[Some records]
--

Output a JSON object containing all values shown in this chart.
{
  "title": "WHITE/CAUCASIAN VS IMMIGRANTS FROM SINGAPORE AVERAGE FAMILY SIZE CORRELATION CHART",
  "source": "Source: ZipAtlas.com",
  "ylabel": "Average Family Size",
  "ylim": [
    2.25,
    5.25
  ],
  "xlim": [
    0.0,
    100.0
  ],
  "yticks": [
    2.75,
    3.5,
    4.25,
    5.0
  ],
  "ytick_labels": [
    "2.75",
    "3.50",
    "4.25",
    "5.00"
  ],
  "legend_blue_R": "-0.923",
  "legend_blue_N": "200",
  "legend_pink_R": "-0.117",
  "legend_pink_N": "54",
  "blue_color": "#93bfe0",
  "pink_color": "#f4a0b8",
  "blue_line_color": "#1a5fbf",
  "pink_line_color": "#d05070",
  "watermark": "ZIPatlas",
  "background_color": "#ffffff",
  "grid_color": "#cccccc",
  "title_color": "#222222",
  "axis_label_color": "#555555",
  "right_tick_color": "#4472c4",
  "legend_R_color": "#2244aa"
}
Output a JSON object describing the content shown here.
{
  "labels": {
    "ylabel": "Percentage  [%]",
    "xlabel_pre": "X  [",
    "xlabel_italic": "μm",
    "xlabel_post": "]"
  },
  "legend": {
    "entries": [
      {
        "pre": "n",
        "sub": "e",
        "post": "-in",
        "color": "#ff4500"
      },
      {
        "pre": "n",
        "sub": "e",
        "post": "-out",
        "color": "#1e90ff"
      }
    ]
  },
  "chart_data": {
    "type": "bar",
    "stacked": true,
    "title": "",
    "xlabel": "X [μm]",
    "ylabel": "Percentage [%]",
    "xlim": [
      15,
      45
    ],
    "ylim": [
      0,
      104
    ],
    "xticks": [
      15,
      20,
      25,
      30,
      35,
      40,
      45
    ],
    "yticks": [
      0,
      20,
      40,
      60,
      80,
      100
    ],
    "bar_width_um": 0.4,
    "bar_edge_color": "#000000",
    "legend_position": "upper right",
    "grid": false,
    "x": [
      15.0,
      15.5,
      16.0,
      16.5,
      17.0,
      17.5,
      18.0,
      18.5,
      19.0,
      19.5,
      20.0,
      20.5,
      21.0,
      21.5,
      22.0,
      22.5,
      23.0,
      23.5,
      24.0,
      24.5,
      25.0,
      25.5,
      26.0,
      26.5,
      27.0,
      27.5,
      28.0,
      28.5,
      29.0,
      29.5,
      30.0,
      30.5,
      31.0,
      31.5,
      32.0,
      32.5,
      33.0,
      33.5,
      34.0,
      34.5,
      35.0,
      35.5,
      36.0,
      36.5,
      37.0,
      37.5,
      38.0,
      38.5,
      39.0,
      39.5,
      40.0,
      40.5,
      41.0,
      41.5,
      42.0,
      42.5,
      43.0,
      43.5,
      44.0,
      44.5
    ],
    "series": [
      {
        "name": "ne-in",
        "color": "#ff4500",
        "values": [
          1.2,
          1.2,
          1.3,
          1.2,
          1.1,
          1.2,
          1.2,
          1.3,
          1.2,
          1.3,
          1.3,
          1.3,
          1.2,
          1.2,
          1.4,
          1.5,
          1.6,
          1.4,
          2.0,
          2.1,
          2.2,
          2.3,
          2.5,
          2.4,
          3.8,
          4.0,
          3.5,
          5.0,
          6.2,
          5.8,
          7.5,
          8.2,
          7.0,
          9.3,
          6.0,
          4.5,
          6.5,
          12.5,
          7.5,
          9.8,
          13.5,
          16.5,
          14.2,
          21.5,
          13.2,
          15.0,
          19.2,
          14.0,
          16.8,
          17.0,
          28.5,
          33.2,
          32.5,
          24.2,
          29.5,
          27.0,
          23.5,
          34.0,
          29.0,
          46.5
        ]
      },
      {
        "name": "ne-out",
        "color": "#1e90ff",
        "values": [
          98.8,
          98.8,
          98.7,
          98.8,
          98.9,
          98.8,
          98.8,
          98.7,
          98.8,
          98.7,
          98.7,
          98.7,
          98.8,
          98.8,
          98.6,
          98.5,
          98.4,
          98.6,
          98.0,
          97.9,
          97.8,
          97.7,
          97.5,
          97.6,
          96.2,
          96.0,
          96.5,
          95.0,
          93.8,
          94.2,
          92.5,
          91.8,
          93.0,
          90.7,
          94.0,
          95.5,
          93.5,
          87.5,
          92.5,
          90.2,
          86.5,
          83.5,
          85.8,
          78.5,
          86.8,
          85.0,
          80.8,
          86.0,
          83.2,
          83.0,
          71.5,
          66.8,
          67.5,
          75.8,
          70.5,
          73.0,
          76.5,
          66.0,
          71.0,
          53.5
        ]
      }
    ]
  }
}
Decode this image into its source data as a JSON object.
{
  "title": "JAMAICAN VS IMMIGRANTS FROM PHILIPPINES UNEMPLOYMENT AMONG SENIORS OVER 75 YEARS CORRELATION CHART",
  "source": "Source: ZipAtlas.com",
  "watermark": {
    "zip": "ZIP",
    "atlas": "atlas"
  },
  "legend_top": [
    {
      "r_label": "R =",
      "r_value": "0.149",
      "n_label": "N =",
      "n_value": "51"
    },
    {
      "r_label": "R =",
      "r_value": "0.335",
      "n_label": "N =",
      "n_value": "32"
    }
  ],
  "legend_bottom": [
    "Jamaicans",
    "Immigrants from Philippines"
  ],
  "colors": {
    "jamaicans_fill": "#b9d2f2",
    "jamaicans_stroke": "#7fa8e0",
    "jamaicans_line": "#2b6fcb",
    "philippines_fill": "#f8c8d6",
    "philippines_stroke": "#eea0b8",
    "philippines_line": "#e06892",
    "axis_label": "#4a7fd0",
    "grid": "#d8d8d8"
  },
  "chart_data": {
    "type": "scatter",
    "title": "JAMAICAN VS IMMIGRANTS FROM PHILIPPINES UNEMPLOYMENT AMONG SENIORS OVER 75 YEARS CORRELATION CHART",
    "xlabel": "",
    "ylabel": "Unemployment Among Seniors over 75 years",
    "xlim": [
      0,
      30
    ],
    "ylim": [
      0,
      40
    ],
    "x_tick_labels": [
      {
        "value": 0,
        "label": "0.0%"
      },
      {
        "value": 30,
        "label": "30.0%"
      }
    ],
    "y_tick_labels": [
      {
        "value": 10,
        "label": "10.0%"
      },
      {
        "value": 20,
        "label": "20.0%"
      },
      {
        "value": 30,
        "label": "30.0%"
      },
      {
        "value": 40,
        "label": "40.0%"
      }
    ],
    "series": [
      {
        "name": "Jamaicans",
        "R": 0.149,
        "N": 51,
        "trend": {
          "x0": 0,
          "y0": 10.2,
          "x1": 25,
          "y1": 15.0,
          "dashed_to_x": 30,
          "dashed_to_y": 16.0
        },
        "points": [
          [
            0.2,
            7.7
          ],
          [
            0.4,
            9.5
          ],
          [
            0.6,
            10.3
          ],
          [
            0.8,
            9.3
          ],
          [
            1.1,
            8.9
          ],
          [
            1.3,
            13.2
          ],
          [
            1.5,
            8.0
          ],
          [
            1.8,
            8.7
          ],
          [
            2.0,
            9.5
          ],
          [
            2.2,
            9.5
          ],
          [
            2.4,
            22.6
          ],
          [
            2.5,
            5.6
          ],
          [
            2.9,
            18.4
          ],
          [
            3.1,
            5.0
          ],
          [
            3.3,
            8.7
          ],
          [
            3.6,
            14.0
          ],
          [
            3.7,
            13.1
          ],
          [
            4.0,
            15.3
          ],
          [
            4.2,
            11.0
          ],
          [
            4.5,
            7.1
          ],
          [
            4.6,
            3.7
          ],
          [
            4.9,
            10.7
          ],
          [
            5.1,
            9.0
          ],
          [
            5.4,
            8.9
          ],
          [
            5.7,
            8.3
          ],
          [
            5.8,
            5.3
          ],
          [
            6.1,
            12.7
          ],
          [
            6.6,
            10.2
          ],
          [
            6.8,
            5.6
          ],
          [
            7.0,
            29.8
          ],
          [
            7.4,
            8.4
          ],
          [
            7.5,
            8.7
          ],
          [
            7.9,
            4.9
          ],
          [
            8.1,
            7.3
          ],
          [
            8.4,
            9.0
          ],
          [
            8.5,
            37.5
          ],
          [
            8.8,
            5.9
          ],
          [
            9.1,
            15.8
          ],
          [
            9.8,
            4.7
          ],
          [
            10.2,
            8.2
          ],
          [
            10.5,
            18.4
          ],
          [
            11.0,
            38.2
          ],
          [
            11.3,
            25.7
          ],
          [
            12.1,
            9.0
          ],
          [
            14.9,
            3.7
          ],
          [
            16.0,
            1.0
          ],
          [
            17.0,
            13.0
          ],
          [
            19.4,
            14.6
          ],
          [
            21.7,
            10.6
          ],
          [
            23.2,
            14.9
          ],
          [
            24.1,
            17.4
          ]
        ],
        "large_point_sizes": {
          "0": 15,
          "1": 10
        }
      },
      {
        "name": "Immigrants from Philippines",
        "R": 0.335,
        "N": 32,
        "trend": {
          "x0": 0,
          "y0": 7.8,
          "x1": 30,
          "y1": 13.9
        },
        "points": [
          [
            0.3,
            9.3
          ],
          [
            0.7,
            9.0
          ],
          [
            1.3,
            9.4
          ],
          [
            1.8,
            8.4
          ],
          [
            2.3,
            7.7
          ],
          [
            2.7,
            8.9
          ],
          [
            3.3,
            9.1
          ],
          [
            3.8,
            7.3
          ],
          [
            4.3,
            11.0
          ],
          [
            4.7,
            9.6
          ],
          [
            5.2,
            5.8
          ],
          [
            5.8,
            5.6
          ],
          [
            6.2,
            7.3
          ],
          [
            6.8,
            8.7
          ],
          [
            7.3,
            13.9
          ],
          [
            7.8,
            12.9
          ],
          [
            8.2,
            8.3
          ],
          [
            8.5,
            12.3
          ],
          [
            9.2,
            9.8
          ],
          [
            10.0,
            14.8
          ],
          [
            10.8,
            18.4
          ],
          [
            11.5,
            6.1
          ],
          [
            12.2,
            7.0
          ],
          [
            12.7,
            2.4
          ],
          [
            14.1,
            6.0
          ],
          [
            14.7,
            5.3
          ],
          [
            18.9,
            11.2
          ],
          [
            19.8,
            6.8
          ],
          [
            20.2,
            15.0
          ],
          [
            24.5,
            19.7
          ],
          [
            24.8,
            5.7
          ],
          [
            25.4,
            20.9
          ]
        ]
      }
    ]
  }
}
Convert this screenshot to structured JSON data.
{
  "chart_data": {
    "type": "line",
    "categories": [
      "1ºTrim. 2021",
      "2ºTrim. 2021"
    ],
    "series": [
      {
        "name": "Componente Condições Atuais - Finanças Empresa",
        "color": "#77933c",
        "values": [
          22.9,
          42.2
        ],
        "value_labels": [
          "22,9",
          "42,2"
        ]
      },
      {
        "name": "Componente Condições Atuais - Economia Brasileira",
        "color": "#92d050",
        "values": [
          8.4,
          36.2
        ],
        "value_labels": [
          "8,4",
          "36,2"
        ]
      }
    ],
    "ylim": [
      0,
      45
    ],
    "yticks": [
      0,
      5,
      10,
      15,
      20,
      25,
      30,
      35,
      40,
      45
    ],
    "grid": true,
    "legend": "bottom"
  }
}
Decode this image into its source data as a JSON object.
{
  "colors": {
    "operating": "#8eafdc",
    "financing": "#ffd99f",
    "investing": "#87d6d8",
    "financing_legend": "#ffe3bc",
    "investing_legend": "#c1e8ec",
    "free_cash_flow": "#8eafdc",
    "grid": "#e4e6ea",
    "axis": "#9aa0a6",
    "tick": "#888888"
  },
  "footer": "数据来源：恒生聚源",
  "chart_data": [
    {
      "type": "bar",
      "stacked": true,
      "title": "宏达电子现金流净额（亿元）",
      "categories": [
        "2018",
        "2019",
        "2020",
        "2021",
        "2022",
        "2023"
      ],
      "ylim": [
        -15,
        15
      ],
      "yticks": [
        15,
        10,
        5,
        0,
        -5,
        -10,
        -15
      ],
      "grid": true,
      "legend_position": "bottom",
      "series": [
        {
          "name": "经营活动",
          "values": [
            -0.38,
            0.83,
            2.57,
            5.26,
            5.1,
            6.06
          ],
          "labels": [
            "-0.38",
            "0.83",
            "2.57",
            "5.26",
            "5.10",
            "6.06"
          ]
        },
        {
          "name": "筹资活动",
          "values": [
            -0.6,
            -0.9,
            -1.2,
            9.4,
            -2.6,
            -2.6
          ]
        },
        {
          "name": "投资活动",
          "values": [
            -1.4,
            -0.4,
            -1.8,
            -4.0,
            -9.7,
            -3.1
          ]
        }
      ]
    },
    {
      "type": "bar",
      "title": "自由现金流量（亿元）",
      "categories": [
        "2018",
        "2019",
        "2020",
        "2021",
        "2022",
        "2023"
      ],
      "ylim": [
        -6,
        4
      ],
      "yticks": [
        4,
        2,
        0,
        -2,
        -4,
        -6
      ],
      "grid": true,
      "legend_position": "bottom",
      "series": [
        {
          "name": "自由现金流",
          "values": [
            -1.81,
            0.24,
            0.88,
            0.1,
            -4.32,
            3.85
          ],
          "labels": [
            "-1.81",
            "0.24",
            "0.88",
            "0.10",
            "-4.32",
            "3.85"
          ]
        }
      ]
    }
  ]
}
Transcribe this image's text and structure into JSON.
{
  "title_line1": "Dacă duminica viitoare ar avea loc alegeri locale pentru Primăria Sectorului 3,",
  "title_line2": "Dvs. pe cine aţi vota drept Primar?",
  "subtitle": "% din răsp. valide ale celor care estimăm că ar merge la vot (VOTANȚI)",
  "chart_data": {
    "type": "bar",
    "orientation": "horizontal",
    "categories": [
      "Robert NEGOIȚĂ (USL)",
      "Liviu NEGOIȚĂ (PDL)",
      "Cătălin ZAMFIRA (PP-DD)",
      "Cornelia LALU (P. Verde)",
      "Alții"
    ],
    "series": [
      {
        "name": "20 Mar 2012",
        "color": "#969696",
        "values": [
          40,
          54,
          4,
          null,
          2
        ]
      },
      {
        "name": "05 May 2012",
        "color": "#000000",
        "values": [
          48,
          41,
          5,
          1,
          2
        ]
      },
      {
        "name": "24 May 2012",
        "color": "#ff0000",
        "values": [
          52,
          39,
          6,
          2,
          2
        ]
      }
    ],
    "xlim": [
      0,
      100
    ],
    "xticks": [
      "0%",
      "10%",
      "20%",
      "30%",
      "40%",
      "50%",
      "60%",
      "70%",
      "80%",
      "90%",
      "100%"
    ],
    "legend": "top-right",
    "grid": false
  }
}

--

_What to do:_ Respond with nothing but the number of lines in the entries that contain the string "shown".

_Solution to the exercise:_ 2